# Exercise brief
Where a line of the listing below includes the word "LLNL", reproduce that line.

# Given records
====
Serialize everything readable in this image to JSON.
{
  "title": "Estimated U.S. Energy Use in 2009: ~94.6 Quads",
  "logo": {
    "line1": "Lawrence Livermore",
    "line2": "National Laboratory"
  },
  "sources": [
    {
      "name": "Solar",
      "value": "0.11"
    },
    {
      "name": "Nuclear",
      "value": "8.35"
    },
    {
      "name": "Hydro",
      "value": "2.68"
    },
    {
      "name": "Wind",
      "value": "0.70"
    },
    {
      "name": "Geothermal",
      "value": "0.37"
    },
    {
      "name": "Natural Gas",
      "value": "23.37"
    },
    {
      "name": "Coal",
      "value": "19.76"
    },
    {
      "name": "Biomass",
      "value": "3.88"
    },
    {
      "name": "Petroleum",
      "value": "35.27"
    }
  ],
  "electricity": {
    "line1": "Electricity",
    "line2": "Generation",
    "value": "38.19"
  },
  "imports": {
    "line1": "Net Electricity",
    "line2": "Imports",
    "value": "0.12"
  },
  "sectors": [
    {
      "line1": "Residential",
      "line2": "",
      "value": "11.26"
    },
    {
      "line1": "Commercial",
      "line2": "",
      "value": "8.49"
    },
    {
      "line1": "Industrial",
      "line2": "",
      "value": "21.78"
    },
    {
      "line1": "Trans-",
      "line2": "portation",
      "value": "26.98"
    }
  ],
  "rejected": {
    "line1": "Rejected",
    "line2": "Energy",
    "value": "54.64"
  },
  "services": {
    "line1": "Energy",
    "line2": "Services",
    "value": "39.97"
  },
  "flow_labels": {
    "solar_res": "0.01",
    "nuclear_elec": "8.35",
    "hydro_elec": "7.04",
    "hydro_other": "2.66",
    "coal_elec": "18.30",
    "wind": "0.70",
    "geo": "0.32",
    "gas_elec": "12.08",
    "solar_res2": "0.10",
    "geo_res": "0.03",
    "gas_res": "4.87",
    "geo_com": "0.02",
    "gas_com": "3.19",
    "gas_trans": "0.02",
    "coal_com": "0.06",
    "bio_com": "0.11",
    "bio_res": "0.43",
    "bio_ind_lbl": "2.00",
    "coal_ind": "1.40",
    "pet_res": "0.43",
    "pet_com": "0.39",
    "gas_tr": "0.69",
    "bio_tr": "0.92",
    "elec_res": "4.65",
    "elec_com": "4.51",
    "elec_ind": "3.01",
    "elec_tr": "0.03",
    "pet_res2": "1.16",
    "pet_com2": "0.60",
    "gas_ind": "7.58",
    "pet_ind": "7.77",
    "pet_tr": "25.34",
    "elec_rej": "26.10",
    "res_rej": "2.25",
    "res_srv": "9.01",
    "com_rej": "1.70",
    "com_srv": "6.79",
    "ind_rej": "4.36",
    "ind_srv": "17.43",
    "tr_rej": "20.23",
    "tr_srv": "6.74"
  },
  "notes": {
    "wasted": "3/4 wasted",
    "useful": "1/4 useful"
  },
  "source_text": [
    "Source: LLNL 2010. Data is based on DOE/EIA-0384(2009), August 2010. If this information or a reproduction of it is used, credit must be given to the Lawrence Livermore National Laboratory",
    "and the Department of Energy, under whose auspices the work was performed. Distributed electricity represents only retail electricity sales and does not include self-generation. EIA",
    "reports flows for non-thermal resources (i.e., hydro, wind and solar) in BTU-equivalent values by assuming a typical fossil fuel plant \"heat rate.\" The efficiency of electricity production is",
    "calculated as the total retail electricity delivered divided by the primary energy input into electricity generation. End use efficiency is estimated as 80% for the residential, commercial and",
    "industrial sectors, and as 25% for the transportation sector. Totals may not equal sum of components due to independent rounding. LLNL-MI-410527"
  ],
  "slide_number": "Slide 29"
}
====
# Exercise solution
    "Source: LLNL 2010. Data is based on DOE/EIA-0384(2009), August 2010. If this information or a reproduction of it is used, credit must be given to the Lawrence Livermore National Laboratory",
    "industrial sectors, and as 25% for the transportation sector. Totals may not equal sum of components due to independent rounding. LLNL-MI-410527"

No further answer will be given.